_Set exercise:_ Each line of the material must be returned exactly.

#####

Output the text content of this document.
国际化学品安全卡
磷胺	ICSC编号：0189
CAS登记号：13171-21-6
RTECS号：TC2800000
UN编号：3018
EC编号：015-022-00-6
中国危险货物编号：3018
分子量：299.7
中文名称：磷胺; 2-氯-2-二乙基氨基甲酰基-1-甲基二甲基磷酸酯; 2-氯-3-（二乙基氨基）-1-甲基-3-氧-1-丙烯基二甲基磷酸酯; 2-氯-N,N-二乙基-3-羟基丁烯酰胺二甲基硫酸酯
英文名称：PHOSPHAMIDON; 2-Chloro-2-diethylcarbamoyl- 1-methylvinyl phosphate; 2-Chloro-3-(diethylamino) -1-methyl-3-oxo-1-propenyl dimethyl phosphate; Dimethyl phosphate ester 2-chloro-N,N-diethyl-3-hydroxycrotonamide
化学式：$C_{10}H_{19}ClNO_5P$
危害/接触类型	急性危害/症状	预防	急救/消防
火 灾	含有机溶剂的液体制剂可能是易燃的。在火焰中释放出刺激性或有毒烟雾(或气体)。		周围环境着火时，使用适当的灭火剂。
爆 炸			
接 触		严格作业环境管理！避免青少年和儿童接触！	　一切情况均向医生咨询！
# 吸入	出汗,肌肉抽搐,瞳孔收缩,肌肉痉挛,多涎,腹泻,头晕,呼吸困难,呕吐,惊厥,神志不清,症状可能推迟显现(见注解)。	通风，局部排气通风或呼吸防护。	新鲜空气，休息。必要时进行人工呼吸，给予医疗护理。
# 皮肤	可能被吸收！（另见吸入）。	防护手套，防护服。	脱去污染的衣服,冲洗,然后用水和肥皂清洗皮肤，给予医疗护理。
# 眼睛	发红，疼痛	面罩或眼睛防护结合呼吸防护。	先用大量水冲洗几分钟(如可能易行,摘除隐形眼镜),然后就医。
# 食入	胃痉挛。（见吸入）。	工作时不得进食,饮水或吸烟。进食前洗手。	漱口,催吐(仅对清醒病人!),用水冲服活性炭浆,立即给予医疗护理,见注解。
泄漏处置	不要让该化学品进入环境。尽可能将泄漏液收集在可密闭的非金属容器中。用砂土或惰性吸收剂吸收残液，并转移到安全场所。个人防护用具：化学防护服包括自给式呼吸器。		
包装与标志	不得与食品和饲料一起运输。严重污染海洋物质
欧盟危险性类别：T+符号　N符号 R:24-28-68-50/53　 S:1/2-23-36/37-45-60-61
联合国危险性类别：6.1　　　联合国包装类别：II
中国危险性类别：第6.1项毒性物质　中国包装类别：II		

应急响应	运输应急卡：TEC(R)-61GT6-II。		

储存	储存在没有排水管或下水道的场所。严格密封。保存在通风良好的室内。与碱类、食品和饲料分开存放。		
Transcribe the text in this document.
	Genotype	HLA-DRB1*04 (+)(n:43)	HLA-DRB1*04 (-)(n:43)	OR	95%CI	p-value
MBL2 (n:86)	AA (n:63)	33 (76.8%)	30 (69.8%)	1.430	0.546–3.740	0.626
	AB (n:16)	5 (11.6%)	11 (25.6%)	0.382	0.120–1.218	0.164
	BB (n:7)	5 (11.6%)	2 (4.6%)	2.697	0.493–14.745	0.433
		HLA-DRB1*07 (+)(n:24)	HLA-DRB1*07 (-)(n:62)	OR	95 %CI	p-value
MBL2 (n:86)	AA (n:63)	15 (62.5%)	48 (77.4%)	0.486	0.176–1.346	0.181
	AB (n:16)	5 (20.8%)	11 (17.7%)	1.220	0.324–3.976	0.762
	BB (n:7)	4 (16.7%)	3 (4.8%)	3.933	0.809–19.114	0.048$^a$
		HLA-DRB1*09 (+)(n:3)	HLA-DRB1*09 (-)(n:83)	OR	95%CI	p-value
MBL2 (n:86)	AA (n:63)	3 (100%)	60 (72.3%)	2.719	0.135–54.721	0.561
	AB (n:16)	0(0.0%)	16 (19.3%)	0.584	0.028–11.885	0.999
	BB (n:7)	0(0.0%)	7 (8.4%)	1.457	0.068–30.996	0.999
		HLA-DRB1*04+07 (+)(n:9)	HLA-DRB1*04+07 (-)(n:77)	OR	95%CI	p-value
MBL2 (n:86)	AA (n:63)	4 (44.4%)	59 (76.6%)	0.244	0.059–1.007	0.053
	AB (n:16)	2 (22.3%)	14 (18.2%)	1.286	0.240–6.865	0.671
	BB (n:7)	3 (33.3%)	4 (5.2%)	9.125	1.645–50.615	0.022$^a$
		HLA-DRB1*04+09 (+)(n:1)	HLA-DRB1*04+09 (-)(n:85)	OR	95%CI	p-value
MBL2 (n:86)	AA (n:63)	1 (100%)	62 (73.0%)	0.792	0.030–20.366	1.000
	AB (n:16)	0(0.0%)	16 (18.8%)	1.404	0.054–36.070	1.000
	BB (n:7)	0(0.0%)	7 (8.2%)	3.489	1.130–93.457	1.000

#####

_Solution for this problem:_
Output the text content of this document.
国际化学品安全卡
磷胺	ICSC编号：0189
CAS登记号：13171-21-6
RTECS号：TC2800000
UN编号：3018
EC编号：015-022-00-6
中国危险货物编号：3018
分子量：299.7
中文名称：磷胺; 2-氯-2-二乙基氨基甲酰基-1-甲基二甲基磷酸酯; 2-氯-3-（二乙基氨基）-1-甲基-3-氧-1-丙烯基二甲基磷酸酯; 2-氯-N,N-二乙基-3-羟基丁烯酰胺二甲基硫酸酯
英文名称：PHOSPHAMIDON; 2-Chloro-2-diethylcarbamoyl- 1-methylvinyl phosphate; 2-Chloro-3-(diethylamino) -1-methyl-3-oxo-1-propenyl dimethyl phosphate; Dimethyl phosphate ester 2-chloro-N,N-diethyl-3-hydroxycrotonamide
化学式：$C_{10}H_{19}ClNO_5P$
危害/接触类型	急性危害/症状	预防	急救/消防
火 灾	含有机溶剂的液体制剂可能是易燃的。在火焰中释放出刺激性或有毒烟雾(或气体)。		周围环境着火时，使用适当的灭火剂。
爆 炸			
接 触		严格作业环境管理！避免青少年和儿童接触！	　一切情况均向医生咨询！
# 吸入	出汗,肌肉抽搐,瞳孔收缩,肌肉痉挛,多涎,腹泻,头晕,呼吸困难,呕吐,惊厥,神志不清,症状可能推迟显现(见注解)。	通风，局部排气通风或呼吸防护。	新鲜空气，休息。必要时进行人工呼吸，给予医疗护理。
# 皮肤	可能被吸收！（另见吸入）。	防护手套，防护服。	脱去污染的衣服,冲洗,然后用水和肥皂清洗皮肤，给予医疗护理。
# 眼睛	发红，疼痛	面罩或眼睛防护结合呼吸防护。	先用大量水冲洗几分钟(如可能易行,摘除隐形眼镜),然后就医。
# 食入	胃痉挛。（见吸入）。	工作时不得进食,饮水或吸烟。进食前洗手。	漱口,催吐(仅对清醒病人!),用水冲服活性炭浆,立即给予医疗护理,见注解。
泄漏处置	不要让该化学品进入环境。尽可能将泄漏液收集在可密闭的非金属容器中。用砂土或惰性吸收剂吸收残液，并转移到安全场所。个人防护用具：化学防护服包括自给式呼吸器。		
包装与标志	不得与食品和饲料一起运输。严重污染海洋物质
欧盟危险性类别：T+符号　N符号 R:24-28-68-50/53　 S:1/2-23-36/37-45-60-61
联合国危险性类别：6.1　　　联合国包装类别：II
中国危险性类别：第6.1项毒性物质　中国包装类别：II		

应急响应	运输应急卡：TEC(R)-61GT6-II。		

储存	储存在没有排水管或下水道的场所。严格密封。保存在通风良好的室内。与碱类、食品和饲料分开存放。		
Transcribe the text in this document.
	Genotype	HLA-DRB1*04 (+)(n:43)	HLA-DRB1*04 (-)(n:43)	OR	95%CI	p-value
MBL2 (n:86)	AA (n:63)	33 (76.8%)	30 (69.8%)	1.430	0.546–3.740	0.626
	AB (n:16)	5 (11.6%)	11 (25.6%)	0.382	0.120–1.218	0.164
	BB (n:7)	5 (11.6%)	2 (4.6%)	2.697	0.493–14.745	0.433
		HLA-DRB1*07 (+)(n:24)	HLA-DRB1*07 (-)(n:62)	OR	95 %CI	p-value
MBL2 (n:86)	AA (n:63)	15 (62.5%)	48 (77.4%)	0.486	0.176–1.346	0.181
	AB (n:16)	5 (20.8%)	11 (17.7%)	1.220	0.324–3.976	0.762
	BB (n:7)	4 (16.7%)	3 (4.8%)	3.933	0.809–19.114	0.048$^a$
		HLA-DRB1*09 (+)(n:3)	HLA-DRB1*09 (-)(n:83)	OR	95%CI	p-value
MBL2 (n:86)	AA (n:63)	3 (100%)	60 (72.3%)	2.719	0.135–54.721	0.561
	AB (n:16)	0(0.0%)	16 (19.3%)	0.584	0.028–11.885	0.999
	BB (n:7)	0(0.0%)	7 (8.4%)	1.457	0.068–30.996	0.999
		HLA-DRB1*04+07 (+)(n:9)	HLA-DRB1*04+07 (-)(n:77)	OR	95%CI	p-value
MBL2 (n:86)	AA (n:63)	4 (44.4%)	59 (76.6%)	0.244	0.059–1.007	0.053
	AB (n:16)	2 (22.3%)	14 (18.2%)	1.286	0.240–6.865	0.671
	BB (n:7)	3 (33.3%)	4 (5.2%)	9.125	1.645–50.615	0.022$^a$
		HLA-DRB1*04+09 (+)(n:1)	HLA-DRB1*04+09 (-)(n:85)	OR	95%CI	p-value
MBL2 (n:86)	AA (n:63)	1 (100%)	62 (73.0%)	0.792	0.030–20.366	1.000
	AB (n:16)	0(0.0%)	16 (18.8%)	1.404	0.054–36.070	1.000
	BB (n:7)	0(0.0%)	7 (8.2%)	3.489	1.130–93.457	1.000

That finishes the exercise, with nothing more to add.